[Instructions to follow] Each entry that follows is to be retyped exactly. Pictures do not belong in the copy.

[Supplied material]
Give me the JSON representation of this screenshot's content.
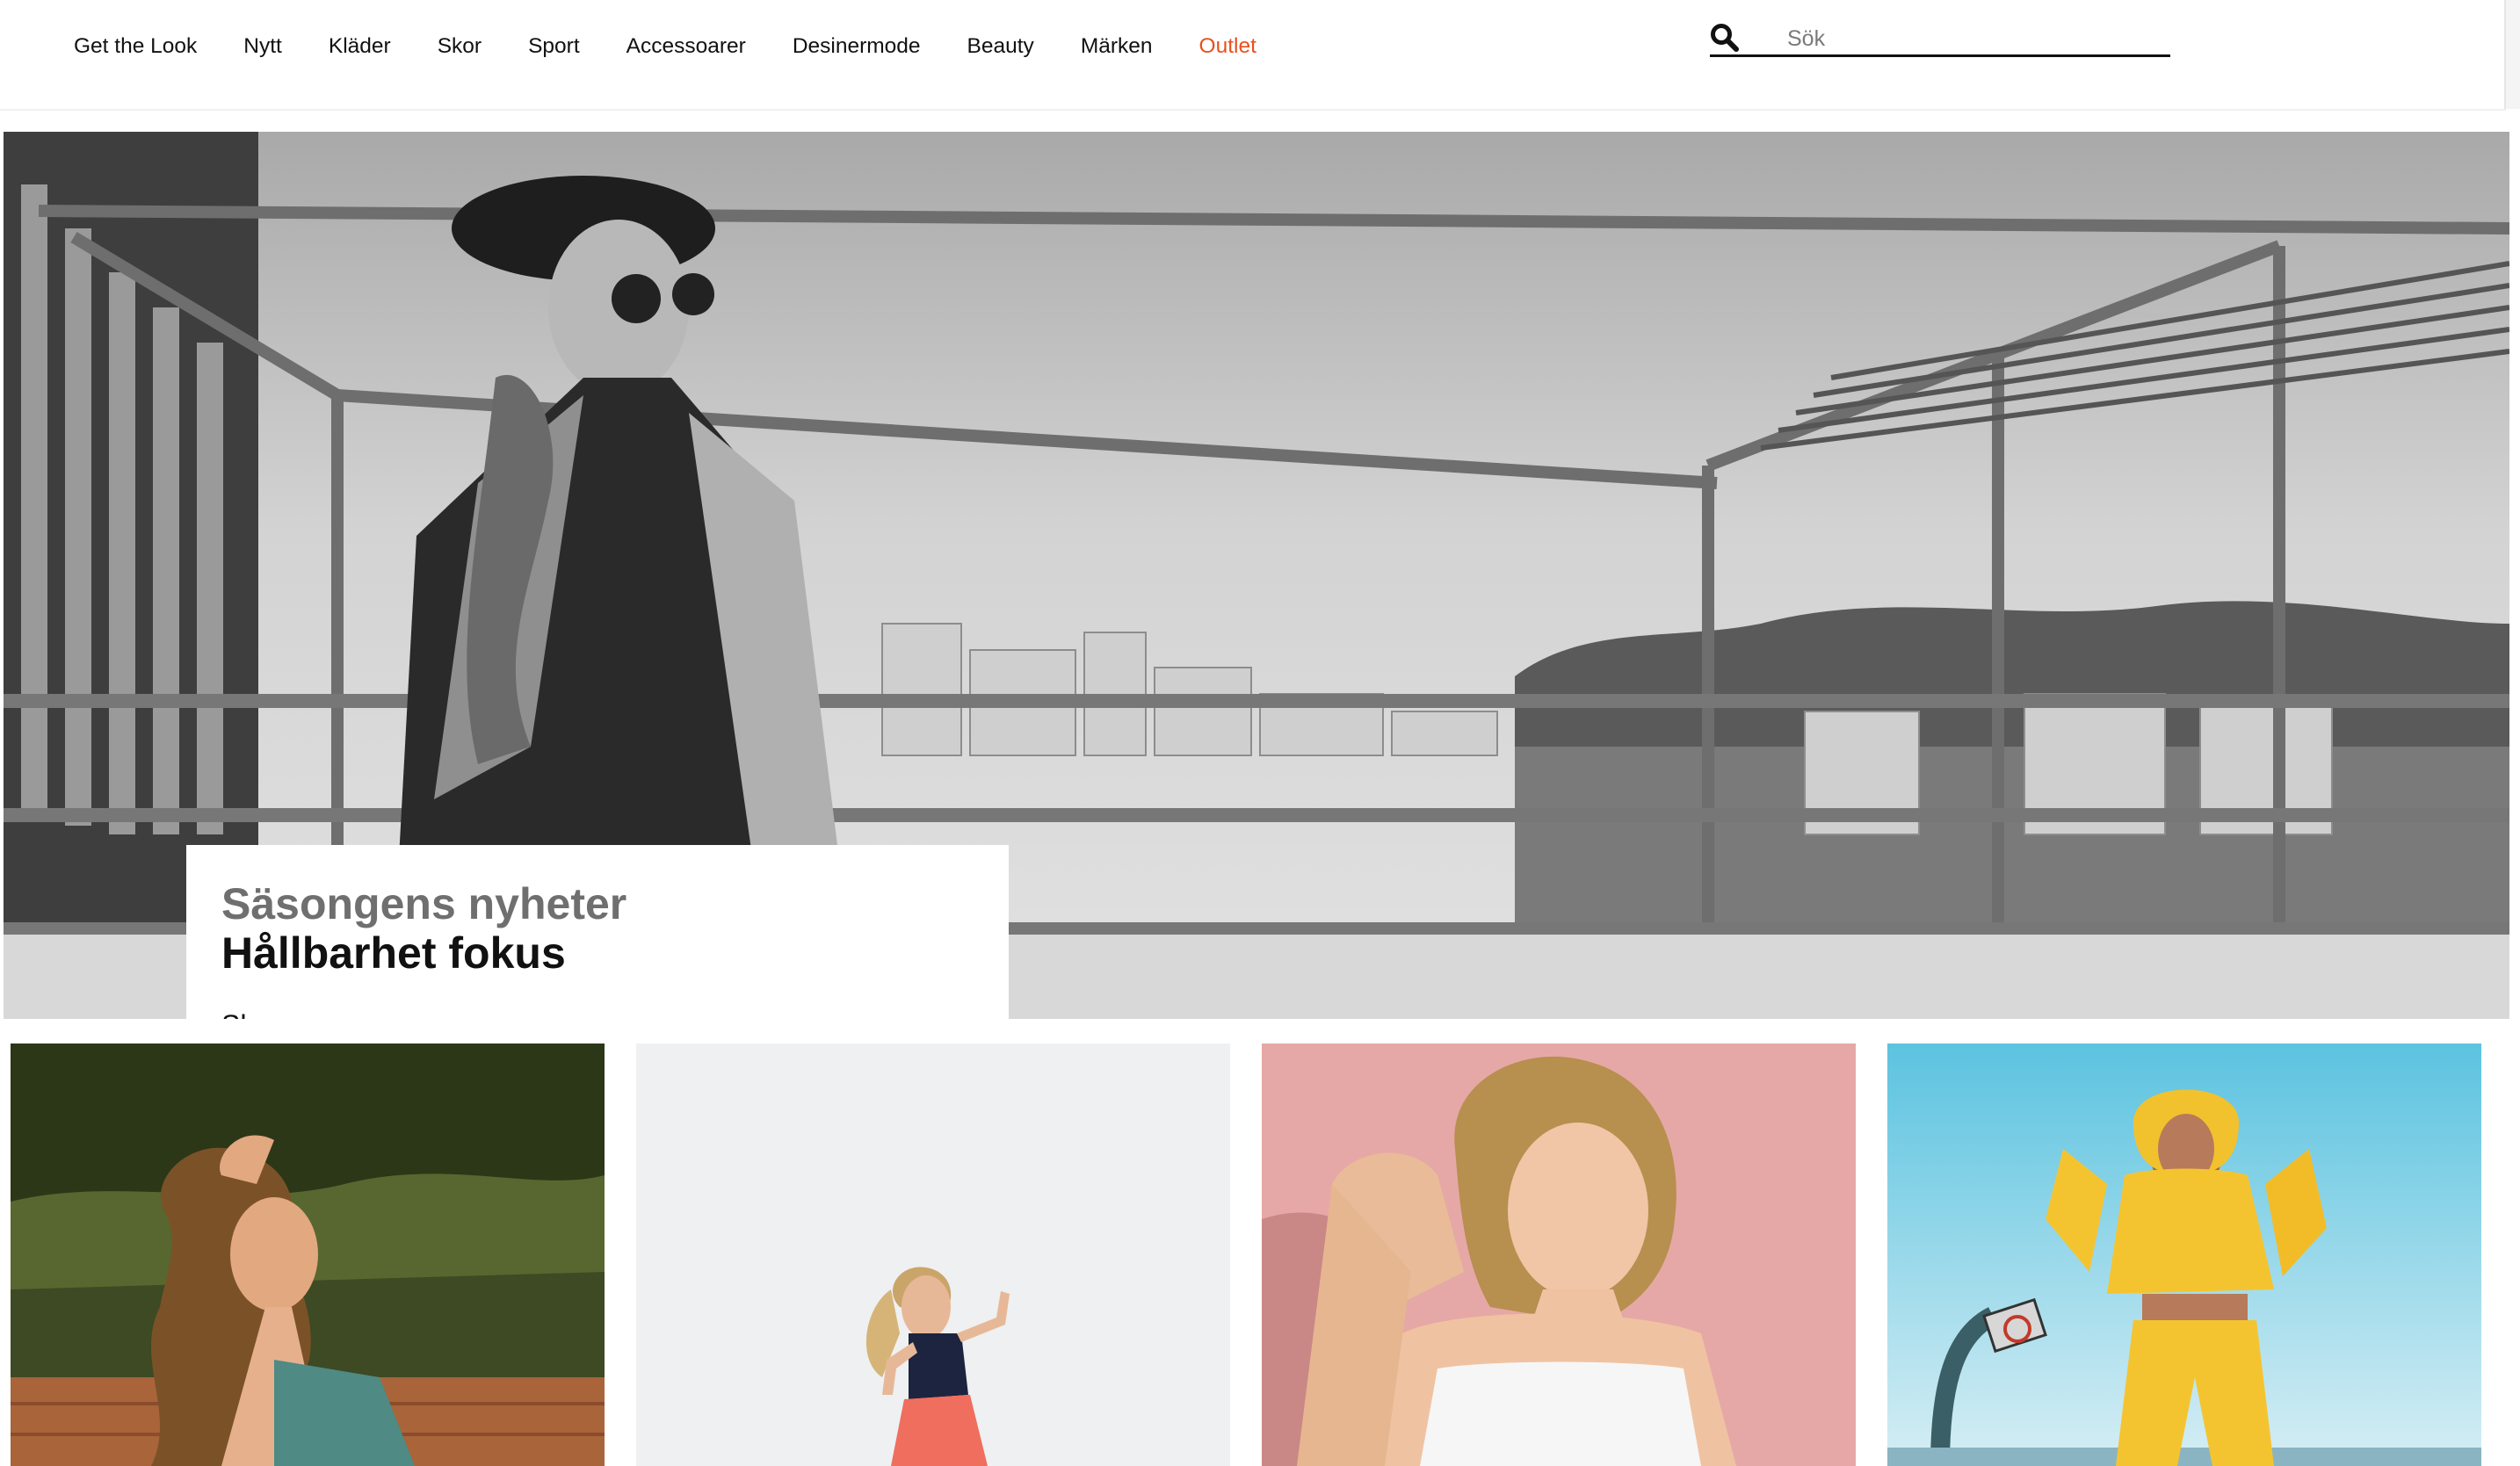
{
  "nav": {
    "items": [
      {
        "label": "Get the Look"
      },
      {
        "label": "Nytt"
      },
      {
        "label": "Kläder"
      },
      {
        "label": "Skor"
      },
      {
        "label": "Sport"
      },
      {
        "label": "Accessoarer"
      },
      {
        "label": "Desinermode"
      },
      {
        "label": "Beauty"
      },
      {
        "label": "Märken"
      },
      {
        "label": "Outlet",
        "color": "#e8501e"
      }
    ]
  },
  "search": {
    "icon": "search-icon",
    "placeholder": "Sök"
  },
  "hero": {
    "subtitle": "Säsongens nyheter",
    "title": "Hållbarhet fokus",
    "cta_label": "Shoppa nu"
  },
  "colors": {
    "accent": "#e8501e",
    "text": "#111111"
  }
}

[Expected output]
Give me the JSON representation of this screenshot's content.
{
  "nav": {
    "items": [
      {
        "label": "Get the Look"
      },
      {
        "label": "Nytt"
      },
      {
        "label": "Kläder"
      },
      {
        "label": "Skor"
      },
      {
        "label": "Sport"
      },
      {
        "label": "Accessoarer"
      },
      {
        "label": "Desinermode"
      },
      {
        "label": "Beauty"
      },
      {
        "label": "Märken"
      },
      {
        "label": "Outlet",
        "color": "#e8501e"
      }
    ]
  },
  "search": {
    "icon": "search-icon",
    "placeholder": "Sök"
  },
  "hero": {
    "subtitle": "Säsongens nyheter",
    "title": "Hållbarhet fokus",
    "cta_label": "Shoppa nu"
  },
  "colors": {
    "accent": "#e8501e",
    "text": "#111111"
  }
}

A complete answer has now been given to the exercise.